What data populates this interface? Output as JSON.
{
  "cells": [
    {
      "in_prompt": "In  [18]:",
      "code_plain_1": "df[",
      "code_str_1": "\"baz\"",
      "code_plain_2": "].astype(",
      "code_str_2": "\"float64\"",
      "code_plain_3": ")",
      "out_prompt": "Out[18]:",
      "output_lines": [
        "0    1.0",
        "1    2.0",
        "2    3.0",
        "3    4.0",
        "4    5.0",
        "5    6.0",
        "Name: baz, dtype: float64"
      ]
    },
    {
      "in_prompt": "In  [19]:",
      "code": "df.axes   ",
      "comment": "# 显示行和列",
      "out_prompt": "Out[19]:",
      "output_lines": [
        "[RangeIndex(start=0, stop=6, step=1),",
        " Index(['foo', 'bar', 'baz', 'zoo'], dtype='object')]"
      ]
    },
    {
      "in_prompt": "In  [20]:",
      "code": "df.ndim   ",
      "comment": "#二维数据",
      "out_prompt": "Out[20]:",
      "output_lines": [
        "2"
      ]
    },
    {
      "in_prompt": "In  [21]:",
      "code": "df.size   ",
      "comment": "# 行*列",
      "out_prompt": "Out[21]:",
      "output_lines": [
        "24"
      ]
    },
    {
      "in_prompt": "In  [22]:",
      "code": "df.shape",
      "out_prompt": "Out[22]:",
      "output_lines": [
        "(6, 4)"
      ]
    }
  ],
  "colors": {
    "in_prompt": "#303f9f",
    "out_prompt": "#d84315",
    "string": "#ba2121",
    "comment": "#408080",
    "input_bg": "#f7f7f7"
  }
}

——————————

**SET TASK:** Give the number of lines above that hold the word "dtype", and nothing more.

**RESULT:** 2